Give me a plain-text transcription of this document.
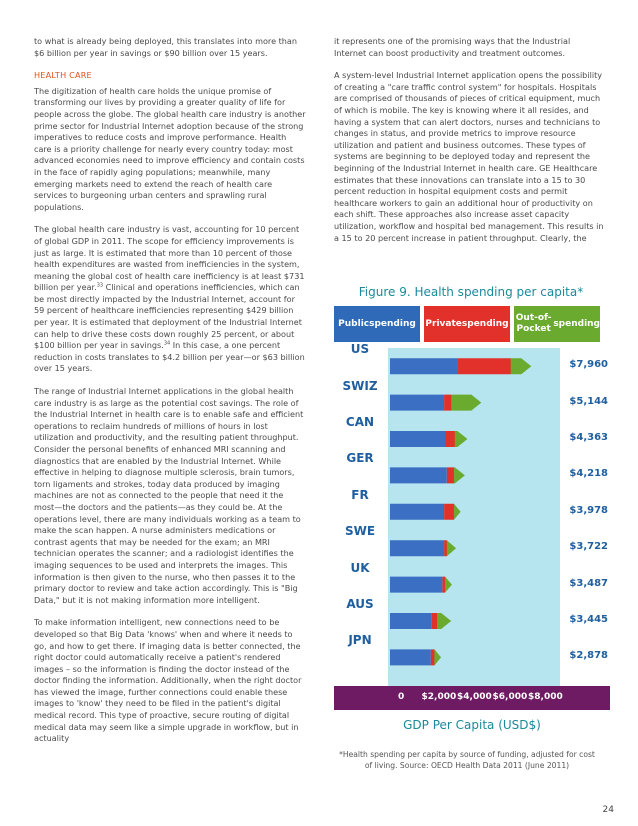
to what is already being deployed, this translates into more than $6 billion per year in savings or $90 billion over 15 years.

HEALTH CARE

The digitization of health care holds the unique promise of transforming our lives by providing a greater quality of life for people across the globe. The global health care industry is another prime sector for Industrial Internet adoption because of the strong imperatives to reduce costs and improve performance. Health care is a priority challenge for nearly every country today: most advanced economies need to improve efficiency and contain costs in the face of rapidly aging populations; meanwhile, many emerging markets need to extend the reach of health care services to burgeoning urban centers and sprawling rural populations.

The global health care industry is vast, accounting for 10 percent of global GDP in 2011. The scope for efficiency improvements is just as large. It is estimated that more than 10 percent of those health expenditures are wasted from inefficiencies in the system, meaning the global cost of health care inefficiency is at least $731 billion per year.$^{33}$ Clinical and operations inefficiencies, which can be most directly impacted by the Industrial Internet, account for 59 percent of healthcare inefficiencies representing $429 billion per year. It is estimated that deployment of the Industrial Internet can help to drive these costs down roughly 25 percent, or about $100 billion per year in savings.$^{34}$ In this case, a one percent reduction in costs translates to $4.2 billion per year—or $63 billion over 15 years.

The range of Industrial Internet applications in the global health care industry is as large as the potential cost savings. The role of the Industrial Internet in health care is to enable safe and efficient operations to reclaim hundreds of millions of hours in lost utilization and productivity, and the resulting patient throughput. Consider the personal benefits of enhanced MRI scanning and diagnostics that are enabled by the Industrial Internet. While effective in helping to diagnose multiple sclerosis, brain tumors, torn ligaments and strokes, today data produced by imaging machines are not as connected to the people that need it the most—the doctors and the patients—as they could be. At the operations level, there are many individuals working as a team to make the scan happen. A nurse administers medications or contrast agents that may be needed for the exam; an MRI technician operates the scanner; and a radiologist identifies the imaging sequences to be used and interprets the images. This information is then given to the nurse, who then passes it to the primary doctor to review and take action accordingly. This is "Big Data," but it is not making information more intelligent.

To make information intelligent, new connections need to be developed so that Big Data 'knows' when and where it needs to go, and how to get there. If imaging data is better connected, the right doctor could automatically receive a patient's rendered images – so the information is finding the doctor instead of the doctor finding the information. Additionally, when the right doctor has viewed the image, further connections could enable these images to 'know' they need to be filed in the patient's digital medical record. This type of proactive, secure routing of digital medical data may seem like a simple upgrade in workflow, but in actuality

it represents one of the promising ways that the Industrial Internet can boost productivity and treatment outcomes.

A system-level Industrial Internet application opens the possibility of creating a "care traffic control system" for hospitals. Hospitals are comprised of thousands of pieces of critical equipment, much of which is mobile. The key is knowing where it all resides, and having a system that can alert doctors, nurses and technicians to changes in status, and provide metrics to improve resource utilization and patient and business outcomes. These types of systems are beginning to be deployed today and represent the beginning of the Industrial Internet in health care. GE Healthcare estimates that these innovations can translate into a 15 to 30 percent reduction in hospital equipment costs and permit healthcare workers to gain an additional hour of productivity on each shift. These approaches also increase asset capacity utilization, workflow and hospital bed management. This results in a 15 to 20 percent increase in patient throughput. Clearly, the

Figure 9. Health spending per capita*
0 $2,000 $4,000 $6,000 $8,000
GDP Per Capita (USD$)
Public spending Private spending
Out-of-Pocket

spending
US
$7,960
SWIZ
$5,144
CAN
$4,363
GER
$4,218
FR
$3,978
SWE
$3,722
UK
$3,487
AUS
$3,445
JPN
$2,878
*Health spending per capita by source of funding, adjusted for cost of living. Source: OECD Health Data 2011 (June 2011)
24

Try it =>
The copy should match the records above exactly, except that pictures are dropped.

Result of this exercise =>
Give me a plain-text transcription of this document.
to what is already being deployed, this translates into more than $6 billion per year in savings or $90 billion over 15 years.

HEALTH CARE

The digitization of health care holds the unique promise of transforming our lives by providing a greater quality of life for people across the globe. The global health care industry is another prime sector for Industrial Internet adoption because of the strong imperatives to reduce costs and improve performance. Health care is a priority challenge for nearly every country today: most advanced economies need to improve efficiency and contain costs in the face of rapidly aging populations; meanwhile, many emerging markets need to extend the reach of health care services to burgeoning urban centers and sprawling rural populations.

The global health care industry is vast, accounting for 10 percent of global GDP in 2011. The scope for efficiency improvements is just as large. It is estimated that more than 10 percent of those health expenditures are wasted from inefficiencies in the system, meaning the global cost of health care inefficiency is at least $731 billion per year.$^{33}$ Clinical and operations inefficiencies, which can be most directly impacted by the Industrial Internet, account for 59 percent of healthcare inefficiencies representing $429 billion per year. It is estimated that deployment of the Industrial Internet can help to drive these costs down roughly 25 percent, or about $100 billion per year in savings.$^{34}$ In this case, a one percent reduction in costs translates to $4.2 billion per year—or $63 billion over 15 years.

The range of Industrial Internet applications in the global health care industry is as large as the potential cost savings. The role of the Industrial Internet in health care is to enable safe and efficient operations to reclaim hundreds of millions of hours in lost utilization and productivity, and the resulting patient throughput. Consider the personal benefits of enhanced MRI scanning and diagnostics that are enabled by the Industrial Internet. While effective in helping to diagnose multiple sclerosis, brain tumors, torn ligaments and strokes, today data produced by imaging machines are not as connected to the people that need it the most—the doctors and the patients—as they could be. At the operations level, there are many individuals working as a team to make the scan happen. A nurse administers medications or contrast agents that may be needed for the exam; an MRI technician operates the scanner; and a radiologist identifies the imaging sequences to be used and interprets the images. This information is then given to the nurse, who then passes it to the primary doctor to review and take action accordingly. This is "Big Data," but it is not making information more intelligent.

To make information intelligent, new connections need to be developed so that Big Data 'knows' when and where it needs to go, and how to get there. If imaging data is better connected, the right doctor could automatically receive a patient's rendered images – so the information is finding the doctor instead of the doctor finding the information. Additionally, when the right doctor has viewed the image, further connections could enable these images to 'know' they need to be filed in the patient's digital medical record. This type of proactive, secure routing of digital medical data may seem like a simple upgrade in workflow, but in actuality

it represents one of the promising ways that the Industrial Internet can boost productivity and treatment outcomes.

A system-level Industrial Internet application opens the possibility of creating a "care traffic control system" for hospitals. Hospitals are comprised of thousands of pieces of critical equipment, much of which is mobile. The key is knowing where it all resides, and having a system that can alert doctors, nurses and technicians to changes in status, and provide metrics to improve resource utilization and patient and business outcomes. These types of systems are beginning to be deployed today and represent the beginning of the Industrial Internet in health care. GE Healthcare estimates that these innovations can translate into a 15 to 30 percent reduction in hospital equipment costs and permit healthcare workers to gain an additional hour of productivity on each shift. These approaches also increase asset capacity utilization, workflow and hospital bed management. This results in a 15 to 20 percent increase in patient throughput. Clearly, the

Figure 9. Health spending per capita*
0 $2,000 $4,000 $6,000 $8,000
GDP Per Capita (USD$)
Public spending Private spending
Out-of-Pocket

spending
US
$7,960
SWIZ
$5,144
CAN
$4,363
GER
$4,218
FR
$3,978
SWE
$3,722
UK
$3,487
AUS
$3,445
JPN
$2,878
*Health spending per capita by source of funding, adjusted for cost of living. Source: OECD Health Data 2011 (June 2011)
24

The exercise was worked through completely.